* Given entries *
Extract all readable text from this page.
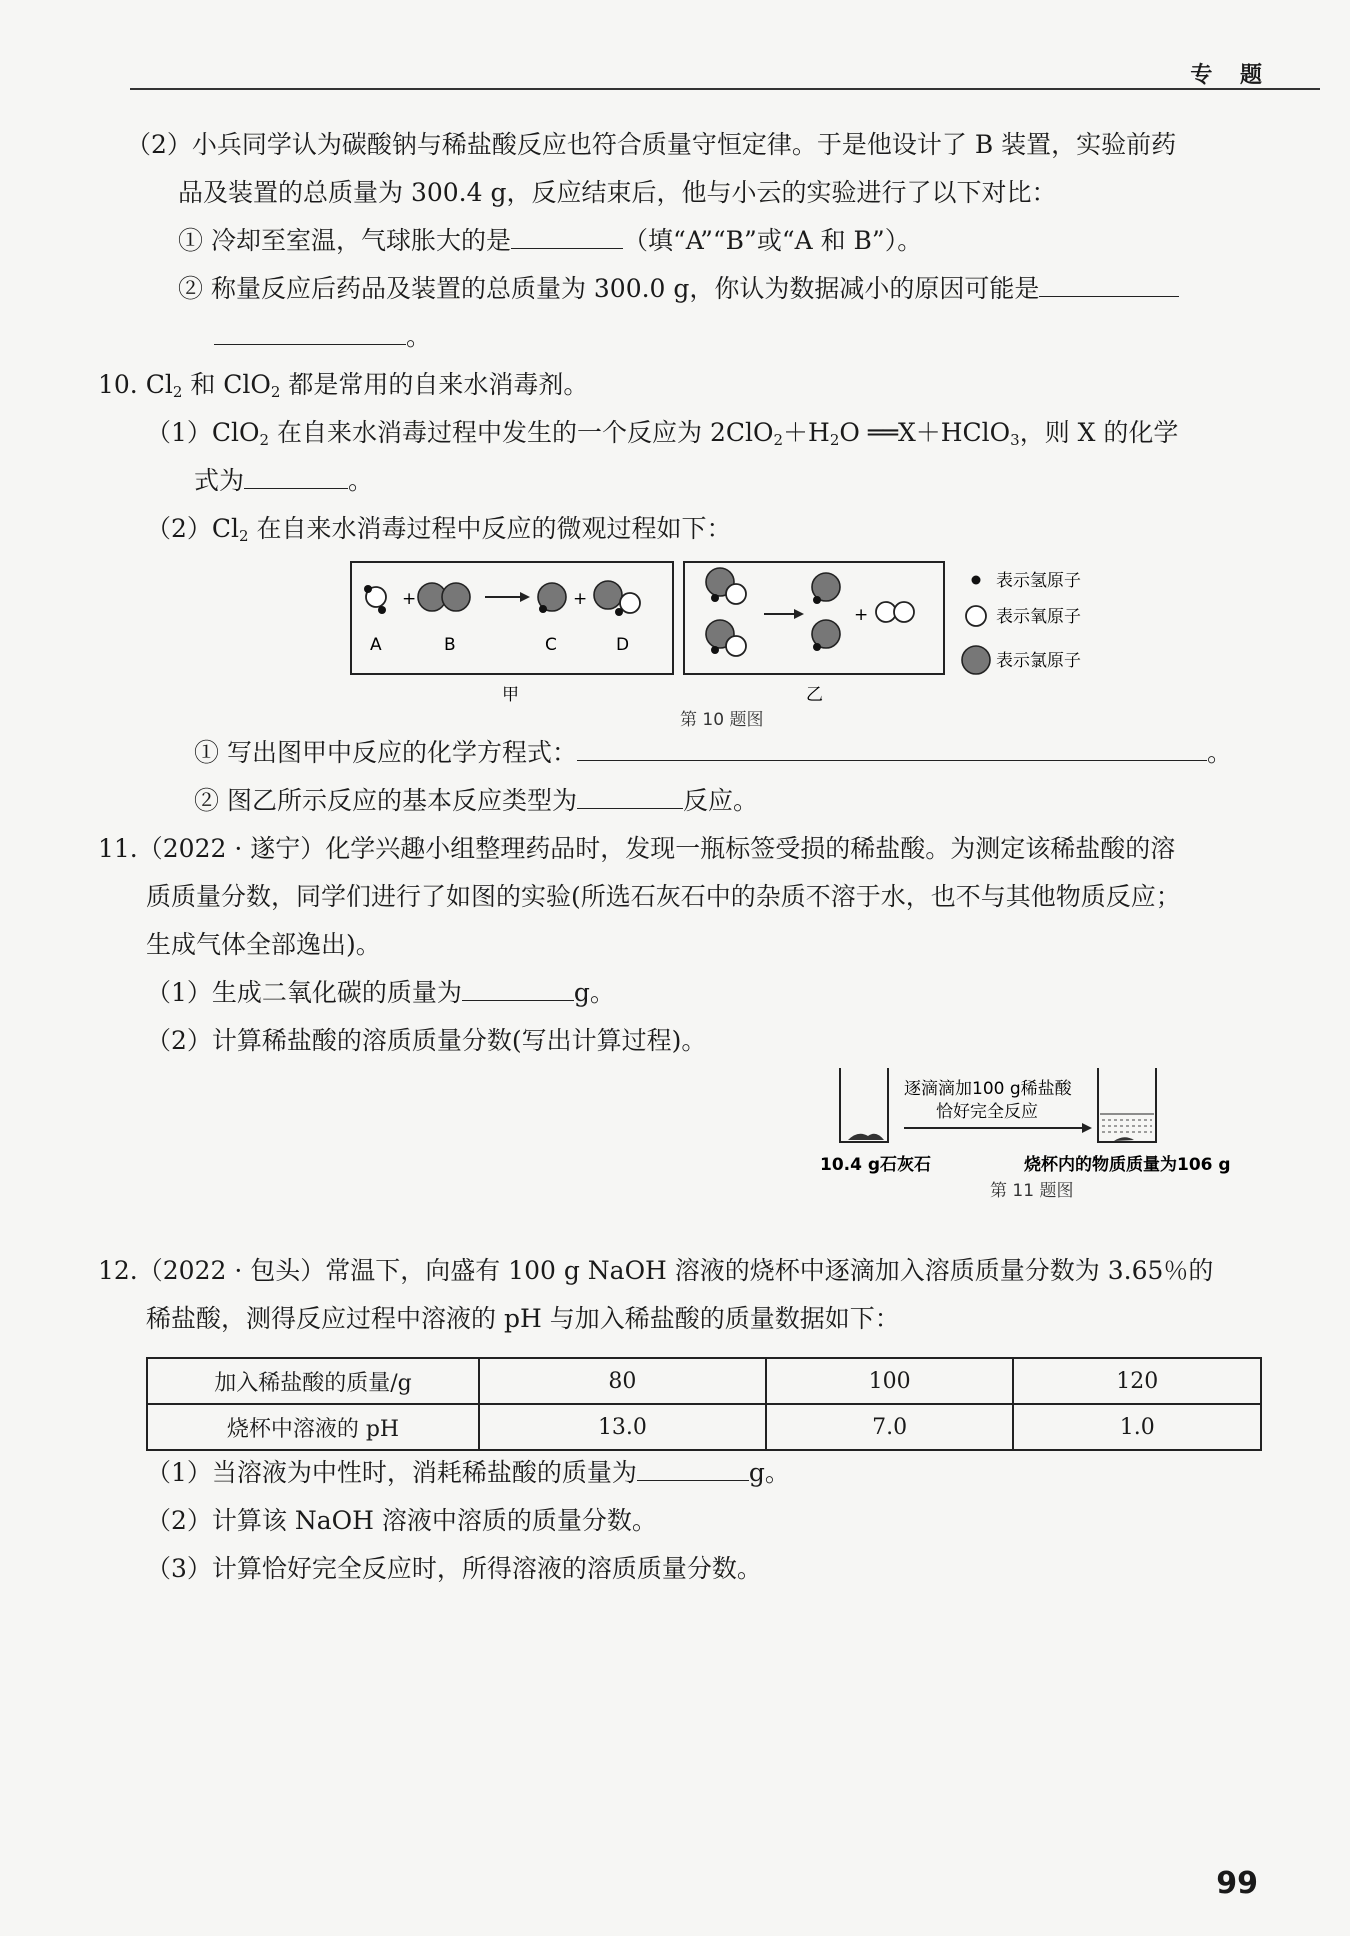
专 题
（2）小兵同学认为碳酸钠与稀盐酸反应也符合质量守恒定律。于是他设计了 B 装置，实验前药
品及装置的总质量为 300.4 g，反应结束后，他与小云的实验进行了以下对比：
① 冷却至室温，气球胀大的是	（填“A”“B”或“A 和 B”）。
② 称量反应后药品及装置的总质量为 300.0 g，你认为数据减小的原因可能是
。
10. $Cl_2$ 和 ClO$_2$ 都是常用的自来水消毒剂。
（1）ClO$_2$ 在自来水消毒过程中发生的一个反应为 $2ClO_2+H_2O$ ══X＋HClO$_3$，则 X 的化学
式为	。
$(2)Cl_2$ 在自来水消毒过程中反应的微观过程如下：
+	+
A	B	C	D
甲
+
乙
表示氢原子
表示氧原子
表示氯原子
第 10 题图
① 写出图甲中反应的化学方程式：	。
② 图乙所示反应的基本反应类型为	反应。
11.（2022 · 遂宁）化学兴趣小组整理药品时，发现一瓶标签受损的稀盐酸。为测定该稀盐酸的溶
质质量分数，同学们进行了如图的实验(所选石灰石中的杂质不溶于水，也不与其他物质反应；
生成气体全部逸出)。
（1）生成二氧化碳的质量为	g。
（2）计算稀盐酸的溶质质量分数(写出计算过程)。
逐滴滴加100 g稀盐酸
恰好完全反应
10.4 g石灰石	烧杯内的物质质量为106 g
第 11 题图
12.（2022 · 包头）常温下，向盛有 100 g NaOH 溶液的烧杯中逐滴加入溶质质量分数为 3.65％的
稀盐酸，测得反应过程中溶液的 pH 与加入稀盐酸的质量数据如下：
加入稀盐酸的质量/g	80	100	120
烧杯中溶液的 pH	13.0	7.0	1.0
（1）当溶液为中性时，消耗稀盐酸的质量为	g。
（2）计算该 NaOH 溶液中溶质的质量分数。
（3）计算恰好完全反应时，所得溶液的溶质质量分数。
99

* Problem *
Leave out all images, then reproduce the entries above exactly.

* Finished exercise *
Extract all readable text from this page.
专 题
（2）小兵同学认为碳酸钠与稀盐酸反应也符合质量守恒定律。于是他设计了 B 装置，实验前药
品及装置的总质量为 300.4 g，反应结束后，他与小云的实验进行了以下对比：
① 冷却至室温，气球胀大的是	（填“A”“B”或“A 和 B”）。
② 称量反应后药品及装置的总质量为 300.0 g，你认为数据减小的原因可能是
。
10. $Cl_2$ 和 ClO$_2$ 都是常用的自来水消毒剂。
（1）ClO$_2$ 在自来水消毒过程中发生的一个反应为 $2ClO_2+H_2O$ ══X＋HClO$_3$，则 X 的化学
式为	。
$(2)Cl_2$ 在自来水消毒过程中反应的微观过程如下：
+	+
A	B	C	D
甲
+
乙
表示氢原子
表示氧原子
表示氯原子
第 10 题图
① 写出图甲中反应的化学方程式：	。
② 图乙所示反应的基本反应类型为	反应。
11.（2022 · 遂宁）化学兴趣小组整理药品时，发现一瓶标签受损的稀盐酸。为测定该稀盐酸的溶
质质量分数，同学们进行了如图的实验(所选石灰石中的杂质不溶于水，也不与其他物质反应；
生成气体全部逸出)。
（1）生成二氧化碳的质量为	g。
（2）计算稀盐酸的溶质质量分数(写出计算过程)。
逐滴滴加100 g稀盐酸
恰好完全反应
10.4 g石灰石	烧杯内的物质质量为106 g
第 11 题图
12.（2022 · 包头）常温下，向盛有 100 g NaOH 溶液的烧杯中逐滴加入溶质质量分数为 3.65％的
稀盐酸，测得反应过程中溶液的 pH 与加入稀盐酸的质量数据如下：
加入稀盐酸的质量/g	80	100	120
烧杯中溶液的 pH	13.0	7.0	1.0
（1）当溶液为中性时，消耗稀盐酸的质量为	g。
（2）计算该 NaOH 溶液中溶质的质量分数。
（3）计算恰好完全反应时，所得溶液的溶质质量分数。
99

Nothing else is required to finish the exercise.